### READING TEXT
[start]

# NLP Exercise 6: Named Entity Recognition (NER)
---

Part-of-speech tagging (POS): mark each word in a sentence as corresponding to a particular part of speech.

- O: the word does not correspond to any entity.
- B-PER/I-PER: corresponds to the begginning/inside a person entity.
- B-ORG/I-ORG: corresponds to the begginning/inside an organization entity.
- B-LOC/I-LOC: corresponds to the begginning/inside a location entity.
- B-MISC/I-MISC: corresponds to the begginning/inside a miscellaneous entity.

You can get more information about the dataset we used below in the link:
https://huggingface.co/datasets/eriktks/conll2003

## Preprocessing

In [1]:
import datasets
import numpy as np
from transformers import BertTokenizerFast
from transformers import DataCollatorForTokenClassification
from transformers import AutoModelForTokenClassification

  from .autonotebook import tqdm as notebook_tqdm


In [2]:
# Load Datasets
ner_dataset = datasets.load_dataset('conll2003', trust_remote_code=True)

[end]

### SOURCE MATERIAL
[start]

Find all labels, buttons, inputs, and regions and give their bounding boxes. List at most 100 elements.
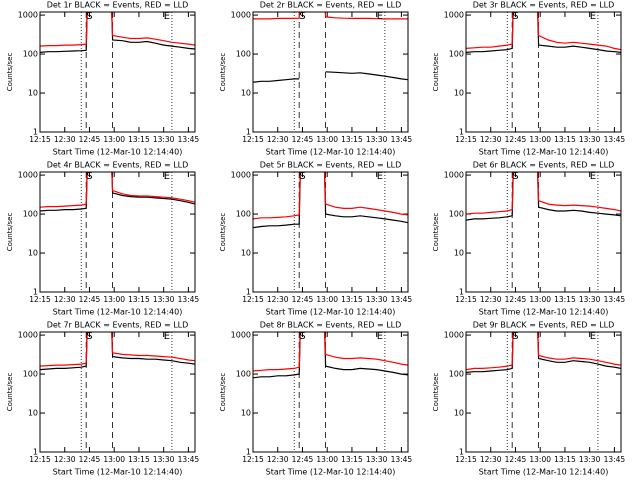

[end]

### EXERCISE SET
(1) In the named entity recognition notebook, what does the tag O indicate about a word?
(2) Continue the named entity recognition notebook from the point where it stops.

### ANSWERS BELOW
(1) The word does not correspond to any entity.

(2)
In [3]:
ner_dataset

DatasetDict({
    train: Dataset({
        features: ['id', 'tokens', 'pos_tags', 'chunk_tags', 'ner_tags'],
        num_rows: 14041
    })
    validation: Dataset({
        features: ['id', 'tokens', 'pos_tags', 'chunk_tags', 'ner_tags'],
        num_rows: 3250
    })
    test: Dataset({
        features: ['id', 'tokens', 'pos_tags', 'chunk_tags', 'ner_tags'],
        num_rows: 3453
    })
})

In [4]:
ner_dataset['train'][0]

{'id': '0',
 'tokens': ['EU',
  'rejects',
  'German',
  'call',
  'to',
  'boycott',
  'British',
  'lamb',
  '.'],
 'pos_tags': [22, 42, 16, 21, 35, 37, 16, 21, 7],
 'chunk_tags': [11, 21, 11, 12, 21, 22, 11, 12, 0],
 'ner_tags': [3, 0, 7, 0, 0, 0, 7, 0, 0]}

In [7]:
train_data = ner_dataset['train']
test_data = ner_dataset['test']

In [5]:
# Define tokenizer
tokenizer = BertTokenizerFast.from_pretrained('bert-base-uncased')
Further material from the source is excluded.